(Records supplied):
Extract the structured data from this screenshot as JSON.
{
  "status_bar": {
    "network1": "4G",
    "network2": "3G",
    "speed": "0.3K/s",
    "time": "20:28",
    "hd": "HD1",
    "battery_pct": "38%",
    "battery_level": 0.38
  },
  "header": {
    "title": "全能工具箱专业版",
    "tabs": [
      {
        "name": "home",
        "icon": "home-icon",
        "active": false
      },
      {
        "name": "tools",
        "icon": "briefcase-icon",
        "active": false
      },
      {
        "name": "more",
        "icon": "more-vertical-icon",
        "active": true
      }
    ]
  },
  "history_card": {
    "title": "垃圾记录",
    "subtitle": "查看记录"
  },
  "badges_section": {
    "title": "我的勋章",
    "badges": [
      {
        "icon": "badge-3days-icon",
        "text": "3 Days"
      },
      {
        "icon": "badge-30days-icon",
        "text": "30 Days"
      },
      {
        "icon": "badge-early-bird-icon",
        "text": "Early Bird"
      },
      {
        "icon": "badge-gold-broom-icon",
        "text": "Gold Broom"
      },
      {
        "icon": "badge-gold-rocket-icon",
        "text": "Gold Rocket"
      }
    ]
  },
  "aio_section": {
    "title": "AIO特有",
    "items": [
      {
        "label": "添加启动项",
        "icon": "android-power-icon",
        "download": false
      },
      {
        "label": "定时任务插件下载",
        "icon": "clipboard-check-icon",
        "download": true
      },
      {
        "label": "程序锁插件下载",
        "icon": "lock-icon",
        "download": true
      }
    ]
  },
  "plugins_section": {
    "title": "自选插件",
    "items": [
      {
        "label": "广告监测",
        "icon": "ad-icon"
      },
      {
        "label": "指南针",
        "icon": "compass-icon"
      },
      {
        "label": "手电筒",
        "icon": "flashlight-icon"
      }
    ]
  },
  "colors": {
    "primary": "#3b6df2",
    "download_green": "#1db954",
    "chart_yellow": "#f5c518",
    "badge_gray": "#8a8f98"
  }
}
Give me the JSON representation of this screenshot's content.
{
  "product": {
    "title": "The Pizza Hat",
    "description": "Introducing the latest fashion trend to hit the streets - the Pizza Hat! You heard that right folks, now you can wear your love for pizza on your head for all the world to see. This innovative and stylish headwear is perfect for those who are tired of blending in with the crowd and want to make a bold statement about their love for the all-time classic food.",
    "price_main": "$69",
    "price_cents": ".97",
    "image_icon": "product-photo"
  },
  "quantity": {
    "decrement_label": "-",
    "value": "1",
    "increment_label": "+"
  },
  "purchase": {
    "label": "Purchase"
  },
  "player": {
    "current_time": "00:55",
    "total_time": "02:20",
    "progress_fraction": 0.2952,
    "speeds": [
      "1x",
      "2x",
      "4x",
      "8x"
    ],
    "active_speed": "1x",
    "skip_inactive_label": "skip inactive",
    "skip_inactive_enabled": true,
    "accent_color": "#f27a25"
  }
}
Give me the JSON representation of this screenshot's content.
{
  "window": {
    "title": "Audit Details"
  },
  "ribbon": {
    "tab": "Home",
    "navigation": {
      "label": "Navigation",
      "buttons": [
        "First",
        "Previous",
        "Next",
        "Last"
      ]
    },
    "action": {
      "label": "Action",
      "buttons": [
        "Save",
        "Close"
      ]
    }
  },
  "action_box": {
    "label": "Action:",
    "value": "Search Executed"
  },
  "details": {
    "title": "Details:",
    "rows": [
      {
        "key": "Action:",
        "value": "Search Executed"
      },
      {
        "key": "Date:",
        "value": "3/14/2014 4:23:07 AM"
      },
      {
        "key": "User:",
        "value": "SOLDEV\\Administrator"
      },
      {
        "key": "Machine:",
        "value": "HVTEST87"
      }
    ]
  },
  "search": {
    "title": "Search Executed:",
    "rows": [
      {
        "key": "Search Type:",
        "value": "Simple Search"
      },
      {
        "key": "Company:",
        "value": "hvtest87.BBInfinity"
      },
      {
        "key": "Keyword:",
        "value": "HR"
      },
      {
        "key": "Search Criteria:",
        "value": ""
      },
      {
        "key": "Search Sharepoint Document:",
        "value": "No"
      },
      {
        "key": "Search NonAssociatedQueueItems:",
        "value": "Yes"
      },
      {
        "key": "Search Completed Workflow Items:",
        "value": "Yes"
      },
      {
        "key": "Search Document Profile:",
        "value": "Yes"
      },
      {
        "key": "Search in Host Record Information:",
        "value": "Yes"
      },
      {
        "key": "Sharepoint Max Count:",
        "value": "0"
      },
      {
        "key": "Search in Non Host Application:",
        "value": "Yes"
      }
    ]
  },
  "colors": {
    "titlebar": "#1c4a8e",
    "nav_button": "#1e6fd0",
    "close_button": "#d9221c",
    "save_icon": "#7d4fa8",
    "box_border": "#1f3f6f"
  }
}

(What is being asked):
Write out all the entries exactly.

(Correct response):
Extract the structured data from this screenshot as JSON.
{
  "status_bar": {
    "network1": "4G",
    "network2": "3G",
    "speed": "0.3K/s",
    "time": "20:28",
    "hd": "HD1",
    "battery_pct": "38%",
    "battery_level": 0.38
  },
  "header": {
    "title": "全能工具箱专业版",
    "tabs": [
      {
        "name": "home",
        "icon": "home-icon",
        "active": false
      },
      {
        "name": "tools",
        "icon": "briefcase-icon",
        "active": false
      },
      {
        "name": "more",
        "icon": "more-vertical-icon",
        "active": true
      }
    ]
  },
  "history_card": {
    "title": "垃圾记录",
    "subtitle": "查看记录"
  },
  "badges_section": {
    "title": "我的勋章",
    "badges": [
      {
        "icon": "badge-3days-icon",
        "text": "3 Days"
      },
      {
        "icon": "badge-30days-icon",
        "text": "30 Days"
      },
      {
        "icon": "badge-early-bird-icon",
        "text": "Early Bird"
      },
      {
        "icon": "badge-gold-broom-icon",
        "text": "Gold Broom"
      },
      {
        "icon": "badge-gold-rocket-icon",
        "text": "Gold Rocket"
      }
    ]
  },
  "aio_section": {
    "title": "AIO特有",
    "items": [
      {
        "label": "添加启动项",
        "icon": "android-power-icon",
        "download": false
      },
      {
        "label": "定时任务插件下载",
        "icon": "clipboard-check-icon",
        "download": true
      },
      {
        "label": "程序锁插件下载",
        "icon": "lock-icon",
        "download": true
      }
    ]
  },
  "plugins_section": {
    "title": "自选插件",
    "items": [
      {
        "label": "广告监测",
        "icon": "ad-icon"
      },
      {
        "label": "指南针",
        "icon": "compass-icon"
      },
      {
        "label": "手电筒",
        "icon": "flashlight-icon"
      }
    ]
  },
  "colors": {
    "primary": "#3b6df2",
    "download_green": "#1db954",
    "chart_yellow": "#f5c518",
    "badge_gray": "#8a8f98"
  }
}
Give me the JSON representation of this screenshot's content.
{
  "product": {
    "title": "The Pizza Hat",
    "description": "Introducing the latest fashion trend to hit the streets - the Pizza Hat! You heard that right folks, now you can wear your love for pizza on your head for all the world to see. This innovative and stylish headwear is perfect for those who are tired of blending in with the crowd and want to make a bold statement about their love for the all-time classic food.",
    "price_main": "$69",
    "price_cents": ".97",
    "image_icon": "product-photo"
  },
  "quantity": {
    "decrement_label": "-",
    "value": "1",
    "increment_label": "+"
  },
  "purchase": {
    "label": "Purchase"
  },
  "player": {
    "current_time": "00:55",
    "total_time": "02:20",
    "progress_fraction": 0.2952,
    "speeds": [
      "1x",
      "2x",
      "4x",
      "8x"
    ],
    "active_speed": "1x",
    "skip_inactive_label": "skip inactive",
    "skip_inactive_enabled": true,
    "accent_color": "#f27a25"
  }
}
Give me the JSON representation of this screenshot's content.
{
  "window": {
    "title": "Audit Details"
  },
  "ribbon": {
    "tab": "Home",
    "navigation": {
      "label": "Navigation",
      "buttons": [
        "First",
        "Previous",
        "Next",
        "Last"
      ]
    },
    "action": {
      "label": "Action",
      "buttons": [
        "Save",
        "Close"
      ]
    }
  },
  "action_box": {
    "label": "Action:",
    "value": "Search Executed"
  },
  "details": {
    "title": "Details:",
    "rows": [
      {
        "key": "Action:",
        "value": "Search Executed"
      },
      {
        "key": "Date:",
        "value": "3/14/2014 4:23:07 AM"
      },
      {
        "key": "User:",
        "value": "SOLDEV\\Administrator"
      },
      {
        "key": "Machine:",
        "value": "HVTEST87"
      }
    ]
  },
  "search": {
    "title": "Search Executed:",
    "rows": [
      {
        "key": "Search Type:",
        "value": "Simple Search"
      },
      {
        "key": "Company:",
        "value": "hvtest87.BBInfinity"
      },
      {
        "key": "Keyword:",
        "value": "HR"
      },
      {
        "key": "Search Criteria:",
        "value": ""
      },
      {
        "key": "Search Sharepoint Document:",
        "value": "No"
      },
      {
        "key": "Search NonAssociatedQueueItems:",
        "value": "Yes"
      },
      {
        "key": "Search Completed Workflow Items:",
        "value": "Yes"
      },
      {
        "key": "Search Document Profile:",
        "value": "Yes"
      },
      {
        "key": "Search in Host Record Information:",
        "value": "Yes"
      },
      {
        "key": "Sharepoint Max Count:",
        "value": "0"
      },
      {
        "key": "Search in Non Host Application:",
        "value": "Yes"
      }
    ]
  },
  "colors": {
    "titlebar": "#1c4a8e",
    "nav_button": "#1e6fd0",
    "close_button": "#d9221c",
    "save_icon": "#7d4fa8",
    "box_border": "#1f3f6f"
  }
}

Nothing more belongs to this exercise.